→ PROBLEM TO SOLVE: Gather all lines in the entries below that include the word "招商引资年".

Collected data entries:

——

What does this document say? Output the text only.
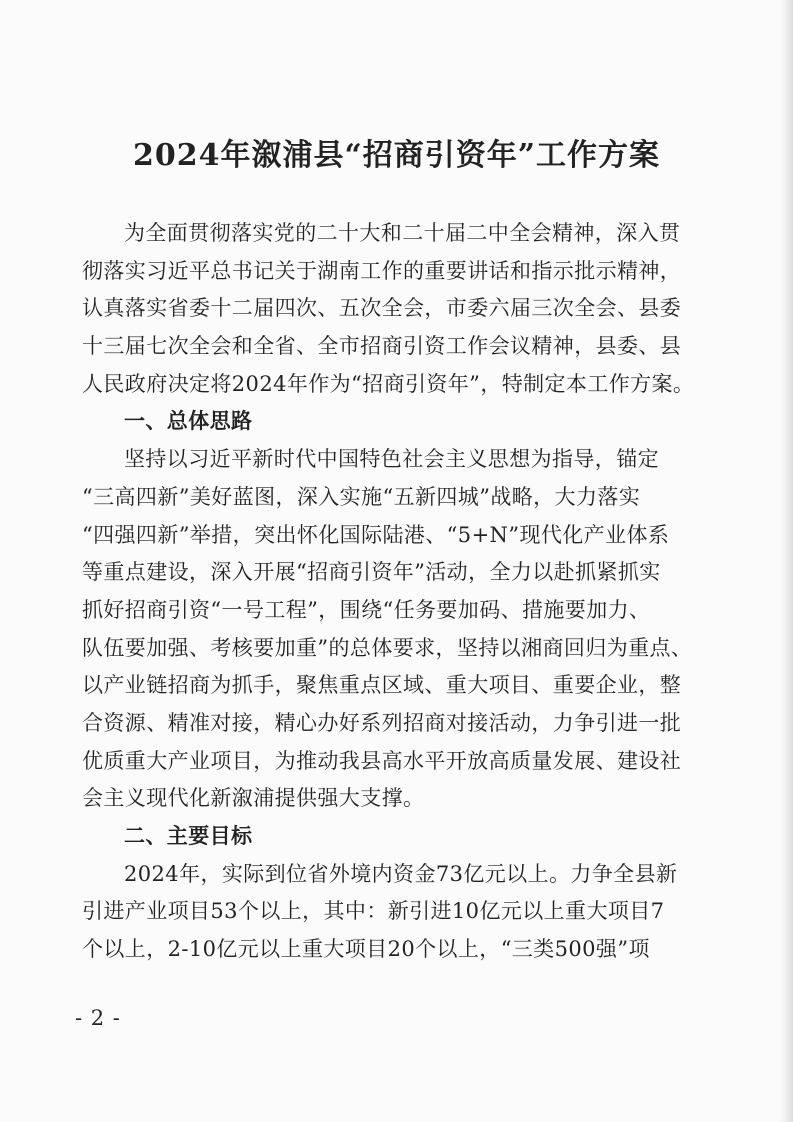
2024年溆浦县“招商引资年”工作方案
为全面贯彻落实党的二十大和二十届二中全会精神，深入贯
彻落实习近平总书记关于湖南工作的重要讲话和指示批示精神，
认真落实省委十二届四次、五次全会，市委六届三次全会、县委
十三届七次全会和全省、全市招商引资工作会议精神，县委、县
人民政府决定将2024年作为“招商引资年”，特制定本工作方案。
一、总体思路
坚持以习近平新时代中国特色社会主义思想为指导，锚定
“三高四新”美好蓝图，深入实施“五新四城”战略，大力落实
“四强四新”举措，突出怀化国际陆港、“5+N”现代化产业体系
等重点建设，深入开展“招商引资年”活动，全力以赴抓紧抓实
抓好招商引资“一号工程”，围绕“任务要加码、措施要加力、
队伍要加强、考核要加重”的总体要求，坚持以湘商回归为重点、
以产业链招商为抓手，聚焦重点区域、重大项目、重要企业，整
合资源、精准对接，精心办好系列招商对接活动，力争引进一批
优质重大产业项目，为推动我县高水平开放高质量发展、建设社
会主义现代化新溆浦提供强大支撑。
二、主要目标
2024年，实际到位省外境内资金73亿元以上。力争全县新
引进产业项目53个以上，其中：新引进10亿元以上重大项目7
个以上，2-10亿元以上重大项目20个以上，“三类500强”项
- 2 -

——

→ IN RESPONSE:
2024年溆浦县“招商引资年”工作方案
人民政府决定将2024年作为“招商引资年”，特制定本工作方案。
等重点建设，深入开展“招商引资年”活动，全力以赴抓紧抓实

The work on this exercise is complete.